__WORK TO BE COMPLETED__. Spot each line in the records below where the word "AMARETTO" occurs, then copy it.

[Figure contents as structured data]
# # #

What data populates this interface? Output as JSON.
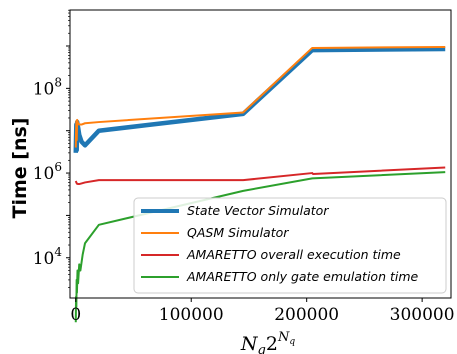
{
  "chart_data": {
    "type": "line",
    "title": "",
    "xlabel_base": "N",
    "xlabel_sub": "g",
    "xlabel_mid": "2",
    "xlabel_sup": "N",
    "xlabel_supsub": "q",
    "ylabel": "Time [ns]",
    "y_scale": "log",
    "xlim": [
      -5000,
      325000
    ],
    "ylim_log10": [
      3.05,
      9.85
    ],
    "x_ticks": [
      0,
      100000,
      200000,
      300000
    ],
    "x_tick_labels": [
      "0",
      "100000",
      "200000",
      "300000"
    ],
    "y_ticks_log10": [
      4,
      6,
      8
    ],
    "y_tick_bases": [
      "10",
      "10",
      "10"
    ],
    "y_tick_exps": [
      "4",
      "6",
      "8"
    ],
    "legend_position": "lower right",
    "grid": false,
    "series": [
      {
        "name": "State Vector Simulator",
        "color": "#1f77b4",
        "x": [
          0,
          200,
          500,
          800,
          1200,
          2000,
          3000,
          5000,
          8000,
          20000,
          145000,
          204800,
          320000
        ],
        "y": [
          3000000,
          6000000,
          14000000,
          3500000,
          16000000,
          12000000,
          8000000,
          5500000,
          4500000,
          10000000,
          25000000,
          800000000,
          850000000
        ]
      },
      {
        "name": "QASM Simulator",
        "color": "#ff7f0e",
        "x": [
          0,
          200,
          500,
          800,
          1200,
          2000,
          3000,
          5000,
          8000,
          20000,
          145000,
          204800,
          320000
        ],
        "y": [
          4000000,
          8000000,
          17000000,
          6000000,
          18000000,
          15000000,
          14000000,
          14000000,
          15000000,
          16000000,
          27000000,
          900000000,
          950000000
        ]
      },
      {
        "name": "AMARETTO overall execution time",
        "color": "#d62728",
        "x": [
          0,
          500,
          1000,
          2000,
          3000,
          5000,
          8000,
          20000,
          145000,
          204800,
          205500,
          320000
        ],
        "y": [
          650000,
          600000,
          560000,
          550000,
          550000,
          570000,
          600000,
          680000,
          680000,
          1000000,
          950000,
          1350000
        ]
      },
      {
        "name": "AMARETTO only gate emulation time",
        "color": "#2ca02c",
        "x": [
          0,
          250,
          500,
          750,
          1000,
          1500,
          2000,
          3000,
          4000,
          6000,
          8000,
          20000,
          145000,
          204800,
          320000
        ],
        "y": [
          300,
          1200,
          700,
          3000,
          1500,
          5000,
          2500,
          7000,
          5000,
          12000,
          22000,
          60000,
          380000,
          750000,
          1050000
        ]
      }
    ]
  }
}
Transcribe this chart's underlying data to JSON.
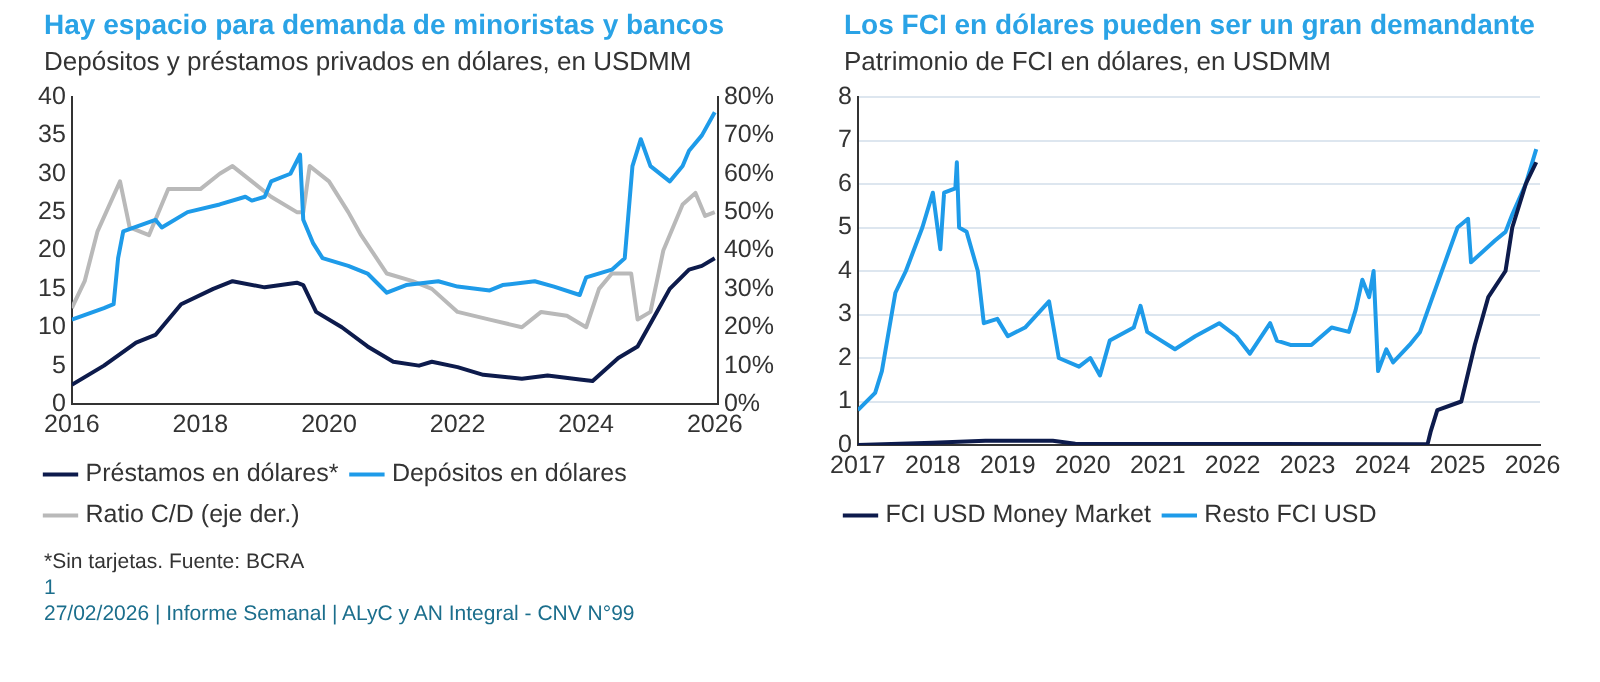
{
  "chart_data": [
    {
      "type": "line",
      "title": "Hay espacio para demanda de minoristas y bancos",
      "subtitle": "Depósitos y préstamos privados en dólares, en USDMM",
      "xlim": [
        2016,
        2026.05
      ],
      "xticks": [
        2016,
        2018,
        2020,
        2022,
        2024,
        2026
      ],
      "ylim": [
        0,
        40
      ],
      "yticks": [
        0,
        5,
        10,
        15,
        20,
        25,
        30,
        35,
        40
      ],
      "y2lim": [
        0,
        80
      ],
      "y2ticks": [
        {
          "value": 0,
          "label": "0%"
        },
        {
          "value": 10,
          "label": "10%"
        },
        {
          "value": 20,
          "label": "20%"
        },
        {
          "value": 30,
          "label": "30%"
        },
        {
          "value": 40,
          "label": "40%"
        },
        {
          "value": 50,
          "label": "50%"
        },
        {
          "value": 60,
          "label": "60%"
        },
        {
          "value": 70,
          "label": "70%"
        },
        {
          "value": 80,
          "label": "80%"
        }
      ],
      "grid": false,
      "legend": "bottom",
      "marker": "none",
      "line_style": "solid",
      "series": [
        {
          "name": "Préstamos en dólares*",
          "color": "#0d1b4c",
          "x": [
            2016,
            2016.5,
            2017,
            2017.3,
            2017.7,
            2018.2,
            2018.5,
            2019,
            2019.5,
            2019.6,
            2019.8,
            2020.2,
            2020.6,
            2021,
            2021.4,
            2021.6,
            2022,
            2022.4,
            2023,
            2023.4,
            2023.9,
            2024.1,
            2024.3,
            2024.5,
            2024.8,
            2025.1,
            2025.3,
            2025.6,
            2025.8,
            2026
          ],
          "values": [
            2.5,
            5,
            8,
            9,
            13,
            15,
            16,
            15.2,
            15.8,
            15.5,
            12,
            10,
            7.5,
            5.5,
            5,
            5.5,
            4.8,
            3.8,
            3.3,
            3.7,
            3.2,
            3,
            4.5,
            6,
            7.5,
            12,
            15,
            17.5,
            18,
            19
          ]
        },
        {
          "name": "Depósitos en dólares",
          "color": "#1e9be9",
          "x": [
            2016,
            2016.5,
            2016.65,
            2016.72,
            2016.8,
            2017.3,
            2017.4,
            2017.8,
            2018.3,
            2018.7,
            2018.8,
            2019,
            2019.1,
            2019.4,
            2019.55,
            2019.6,
            2019.75,
            2019.9,
            2020.3,
            2020.6,
            2020.9,
            2021.2,
            2021.7,
            2022,
            2022.5,
            2022.7,
            2023.2,
            2023.5,
            2023.9,
            2024,
            2024.4,
            2024.6,
            2024.72,
            2024.85,
            2025,
            2025.3,
            2025.5,
            2025.6,
            2025.8,
            2026
          ],
          "values": [
            11,
            12.5,
            13,
            19,
            22.5,
            24,
            23,
            25,
            26,
            27,
            26.5,
            27,
            29,
            30,
            32.5,
            24,
            21,
            19,
            18,
            17,
            14.5,
            15.5,
            16,
            15.3,
            14.8,
            15.5,
            16,
            15.3,
            14.2,
            16.5,
            17.5,
            19,
            31,
            34.5,
            31,
            29,
            31,
            33,
            35,
            38
          ]
        },
        {
          "name": "Ratio C/D (eje der.)",
          "color": "#b9b9b9",
          "axis": "y2",
          "x": [
            2016,
            2016.2,
            2016.4,
            2016.75,
            2016.9,
            2017.2,
            2017.5,
            2018,
            2018.3,
            2018.5,
            2018.8,
            2019.1,
            2019.5,
            2019.6,
            2019.7,
            2020,
            2020.3,
            2020.5,
            2020.9,
            2021.3,
            2021.6,
            2022,
            2022.5,
            2023,
            2023.3,
            2023.7,
            2024,
            2024.2,
            2024.4,
            2024.7,
            2024.8,
            2025,
            2025.2,
            2025.5,
            2025.7,
            2025.85,
            2026
          ],
          "values": [
            25,
            32,
            45,
            58,
            46,
            44,
            56,
            56,
            60,
            62,
            58,
            54,
            50,
            50,
            62,
            58,
            50,
            44,
            34,
            32,
            30,
            24,
            22,
            20,
            24,
            23,
            20,
            30,
            34,
            34,
            22,
            24,
            40,
            52,
            55,
            49,
            50
          ]
        }
      ],
      "annotations": [
        "*Sin tarjetas. Fuente: BCRA",
        "1",
        "27/02/2026  |  Informe Semanal  |  ALyC y AN Integral - CNV N°99"
      ]
    },
    {
      "type": "line",
      "title": "Los FCI en dólares pueden ser un gran demandante",
      "subtitle": "Patrimonio de FCI en dólares, en USDMM",
      "xlim": [
        2017,
        2026.1
      ],
      "xticks": [
        2017,
        2018,
        2019,
        2020,
        2021,
        2022,
        2023,
        2024,
        2025,
        2026
      ],
      "ylim": [
        0,
        8
      ],
      "yticks": [
        0,
        1,
        2,
        3,
        4,
        5,
        6,
        7,
        8
      ],
      "grid": "y",
      "legend": "bottom",
      "marker": "none",
      "line_style": "solid",
      "series": [
        {
          "name": "FCI USD Money Market",
          "color": "#0d1b4c",
          "x": [
            2017,
            2018,
            2018.7,
            2019.6,
            2019.9,
            2024.6,
            2024.64,
            2024.73,
            2025.05,
            2025.23,
            2025.41,
            2025.64,
            2025.73,
            2025.91,
            2026.05
          ],
          "values": [
            0,
            0.05,
            0.1,
            0.1,
            0.03,
            0.02,
            0.3,
            0.8,
            1,
            2.3,
            3.4,
            4,
            5,
            6,
            6.5
          ]
        },
        {
          "name": "Resto FCI USD",
          "color": "#1e9be9",
          "x": [
            2017,
            2017.23,
            2017.32,
            2017.5,
            2017.64,
            2017.86,
            2018,
            2018.1,
            2018.15,
            2018.3,
            2018.32,
            2018.35,
            2018.45,
            2018.6,
            2018.68,
            2018.86,
            2019,
            2019.23,
            2019.55,
            2019.68,
            2019.95,
            2020.1,
            2020.23,
            2020.36,
            2020.68,
            2020.77,
            2020.86,
            2021.23,
            2021.5,
            2021.82,
            2022.05,
            2022.23,
            2022.5,
            2022.59,
            2022.77,
            2023.05,
            2023.32,
            2023.55,
            2023.64,
            2023.73,
            2023.82,
            2023.88,
            2023.94,
            2024.05,
            2024.14,
            2024.36,
            2024.5,
            2024.77,
            2025,
            2025.14,
            2025.18,
            2025.5,
            2025.64,
            2025.73,
            2025.91,
            2026.05
          ],
          "values": [
            0.8,
            1.2,
            1.7,
            3.5,
            4,
            5,
            5.8,
            4.5,
            5.8,
            5.9,
            6.5,
            5,
            4.9,
            4,
            2.8,
            2.9,
            2.5,
            2.7,
            3.3,
            2,
            1.8,
            2,
            1.6,
            2.4,
            2.7,
            3.2,
            2.6,
            2.2,
            2.5,
            2.8,
            2.5,
            2.1,
            2.8,
            2.4,
            2.3,
            2.3,
            2.7,
            2.6,
            3.1,
            3.8,
            3.4,
            4,
            1.7,
            2.2,
            1.9,
            2.3,
            2.6,
            3.9,
            5,
            5.2,
            4.2,
            4.7,
            4.9,
            5.3,
            6,
            6.8
          ]
        }
      ]
    }
  ]
}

# # #

__ANSWER TO THIS TASK__.
        "name": "AMARETTO overall execution time",
        "name": "AMARETTO only gate emulation time",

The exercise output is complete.